Text passage Start Marker
Tuesday, October 25, 2011

Humaniacs


“What did your daughters study in senior school?”
“He he, hmm..humanities’!”
“Oh..I see..well…”
“Actually they both scored above 90% in their Xth but chose to study History and Psychology.”
“But of course. Why not? Humanities have their place.”
“They did Economics with Maths as well!”

This would be my standard exchange while the girls were in senior school, the last sentence being my trump card! I felt I had to explain that they were not sitting in the Humanities department because they didn’t have the requisites for admission to a Science or a Commerce group. It had to be made clear that they were there by choice and not by coercion.

The “Humaniacs”, as they are known in school, get a raw deal in our country. The epithets they earn are rich in meaning and character, ranging from “lallu” to “passovers” to “timepass”. It is quite done in senior schools for the staff to motivate the laggards with threats of moving them to the “F” section, the presumably less challenging and laid back, humanities division. Regrettably unaware of what a disservice they are doing to the cause of knowledge by running down an entire field of study, the harm done is compounded when heads of academic institutions also join this uninformed disparagement. I understand this bias coming from parents and the lay public but educationists? Surely something is sorely amiss here.
Text passage End Marker
Activity list>
(1) From the Humaniacs post, list every epithet it says students in the humanities stream earn.
(2) Continue the Humaniacs post from where it stops.
Dataset excerpts Start Marker
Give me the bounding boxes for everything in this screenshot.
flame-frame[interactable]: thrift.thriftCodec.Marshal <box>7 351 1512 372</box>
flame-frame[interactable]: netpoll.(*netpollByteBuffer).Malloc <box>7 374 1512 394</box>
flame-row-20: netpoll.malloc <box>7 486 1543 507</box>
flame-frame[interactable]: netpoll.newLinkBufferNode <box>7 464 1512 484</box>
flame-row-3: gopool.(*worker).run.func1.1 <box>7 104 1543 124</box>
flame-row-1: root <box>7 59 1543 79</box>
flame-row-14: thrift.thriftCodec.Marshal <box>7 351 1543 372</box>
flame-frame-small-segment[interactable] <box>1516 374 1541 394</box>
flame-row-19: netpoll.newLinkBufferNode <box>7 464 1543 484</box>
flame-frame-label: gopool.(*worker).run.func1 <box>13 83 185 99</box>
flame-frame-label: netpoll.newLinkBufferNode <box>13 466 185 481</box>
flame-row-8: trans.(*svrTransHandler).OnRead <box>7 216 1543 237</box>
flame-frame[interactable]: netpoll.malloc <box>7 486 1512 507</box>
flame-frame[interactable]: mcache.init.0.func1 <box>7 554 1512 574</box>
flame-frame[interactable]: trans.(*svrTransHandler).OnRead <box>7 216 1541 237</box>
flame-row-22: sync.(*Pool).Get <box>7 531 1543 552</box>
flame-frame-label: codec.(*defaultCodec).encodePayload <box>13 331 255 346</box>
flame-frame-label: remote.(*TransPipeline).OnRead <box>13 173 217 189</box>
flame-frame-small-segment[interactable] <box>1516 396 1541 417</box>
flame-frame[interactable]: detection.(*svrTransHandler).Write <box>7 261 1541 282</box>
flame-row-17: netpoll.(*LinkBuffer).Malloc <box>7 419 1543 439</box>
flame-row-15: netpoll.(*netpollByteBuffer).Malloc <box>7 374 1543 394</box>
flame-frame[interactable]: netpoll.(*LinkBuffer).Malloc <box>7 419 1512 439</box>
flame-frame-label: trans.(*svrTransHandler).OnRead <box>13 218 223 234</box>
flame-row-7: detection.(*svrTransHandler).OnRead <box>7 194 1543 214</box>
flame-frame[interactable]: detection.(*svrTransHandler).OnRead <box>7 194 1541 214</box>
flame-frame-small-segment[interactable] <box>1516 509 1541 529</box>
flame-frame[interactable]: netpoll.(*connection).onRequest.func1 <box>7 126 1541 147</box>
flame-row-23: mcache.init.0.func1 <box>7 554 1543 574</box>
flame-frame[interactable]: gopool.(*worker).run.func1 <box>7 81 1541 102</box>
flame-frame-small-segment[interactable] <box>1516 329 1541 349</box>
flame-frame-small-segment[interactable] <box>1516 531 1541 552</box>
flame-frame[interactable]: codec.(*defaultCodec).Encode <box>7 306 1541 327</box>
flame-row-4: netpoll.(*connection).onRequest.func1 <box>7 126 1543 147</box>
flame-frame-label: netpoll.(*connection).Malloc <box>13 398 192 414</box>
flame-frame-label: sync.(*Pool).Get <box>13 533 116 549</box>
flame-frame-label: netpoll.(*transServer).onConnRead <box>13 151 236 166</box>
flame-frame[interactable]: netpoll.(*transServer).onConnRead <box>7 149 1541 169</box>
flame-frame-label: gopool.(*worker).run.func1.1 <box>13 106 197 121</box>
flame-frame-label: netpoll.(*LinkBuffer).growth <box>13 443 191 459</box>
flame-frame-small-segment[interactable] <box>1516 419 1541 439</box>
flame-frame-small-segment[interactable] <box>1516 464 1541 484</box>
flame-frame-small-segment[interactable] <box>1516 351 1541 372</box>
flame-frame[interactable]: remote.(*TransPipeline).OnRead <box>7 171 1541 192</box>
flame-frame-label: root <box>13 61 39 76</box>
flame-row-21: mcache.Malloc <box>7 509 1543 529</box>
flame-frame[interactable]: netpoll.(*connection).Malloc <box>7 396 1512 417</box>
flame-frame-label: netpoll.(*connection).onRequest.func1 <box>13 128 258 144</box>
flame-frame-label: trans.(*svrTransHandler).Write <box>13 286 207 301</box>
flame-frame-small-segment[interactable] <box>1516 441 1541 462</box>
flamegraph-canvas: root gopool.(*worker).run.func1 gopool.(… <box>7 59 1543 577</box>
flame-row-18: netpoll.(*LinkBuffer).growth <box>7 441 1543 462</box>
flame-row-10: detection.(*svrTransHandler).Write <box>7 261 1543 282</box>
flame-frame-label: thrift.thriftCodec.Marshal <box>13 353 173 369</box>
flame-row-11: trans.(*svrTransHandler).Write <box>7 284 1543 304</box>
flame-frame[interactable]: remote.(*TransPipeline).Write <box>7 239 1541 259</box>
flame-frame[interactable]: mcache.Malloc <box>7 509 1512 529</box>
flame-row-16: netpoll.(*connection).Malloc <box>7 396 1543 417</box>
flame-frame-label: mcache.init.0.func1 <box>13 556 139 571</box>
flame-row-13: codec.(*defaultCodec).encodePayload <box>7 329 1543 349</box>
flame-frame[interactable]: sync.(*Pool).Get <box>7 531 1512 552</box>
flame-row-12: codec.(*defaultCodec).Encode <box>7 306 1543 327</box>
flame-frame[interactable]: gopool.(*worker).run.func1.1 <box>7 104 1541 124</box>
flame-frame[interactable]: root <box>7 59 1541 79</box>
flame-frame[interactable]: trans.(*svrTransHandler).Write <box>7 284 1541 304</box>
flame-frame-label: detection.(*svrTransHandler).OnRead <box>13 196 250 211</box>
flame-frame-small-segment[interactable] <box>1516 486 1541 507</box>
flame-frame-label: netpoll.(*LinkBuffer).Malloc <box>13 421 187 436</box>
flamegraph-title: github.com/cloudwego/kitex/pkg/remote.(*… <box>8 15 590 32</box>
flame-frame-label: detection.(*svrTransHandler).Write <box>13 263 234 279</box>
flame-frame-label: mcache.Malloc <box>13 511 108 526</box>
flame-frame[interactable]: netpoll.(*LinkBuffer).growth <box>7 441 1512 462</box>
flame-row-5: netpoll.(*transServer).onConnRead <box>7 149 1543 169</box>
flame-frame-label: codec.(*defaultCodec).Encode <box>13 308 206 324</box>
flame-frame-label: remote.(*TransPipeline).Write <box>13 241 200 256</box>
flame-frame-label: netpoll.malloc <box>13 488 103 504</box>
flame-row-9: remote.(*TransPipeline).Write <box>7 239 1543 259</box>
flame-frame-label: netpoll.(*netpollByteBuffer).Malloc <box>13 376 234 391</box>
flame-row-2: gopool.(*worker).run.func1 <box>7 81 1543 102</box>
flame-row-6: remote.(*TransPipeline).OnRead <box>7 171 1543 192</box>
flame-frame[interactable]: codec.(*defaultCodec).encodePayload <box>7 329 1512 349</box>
Dataset excerpts End Marker
Response list>
(1) "lallu", "passovers", "timepass"

(2)
One of the consequences the girls and I talked about during the process of filing their stream preference after the Xth was that they would have to be prepared for these derogations. I told them not to be surprised at being passed over for the odd school appointment as well. The latter did not happen but being Indian students with good scores, they felt duty bound ever since to explain the “obvious waste of two good brains”.

They faced obstacles in the form of a generic, cavalier attitude to their choice of subjects. I do believe their environment made them feel a bit less so for having opted to study anything other than engineering and medicine or accounts. So omnipresent is this IIT lens of ours that we disregard the subjects that give a context and meaning to life completely.

It is dangerous for an India on the rise to continue to reinforce this debilitating dichotomy. If we are to be believed, technology is important, values need not be studied. The truth of the sciences is superior; the art of thinking does not deserve our best brains.  Given our diversity and pace of economic progress, we risk making self-destructive choices if we continue to debunk and devalue the humanities in favour of pure sciences. It is the former that make and assess that which defines us as humans: meaning!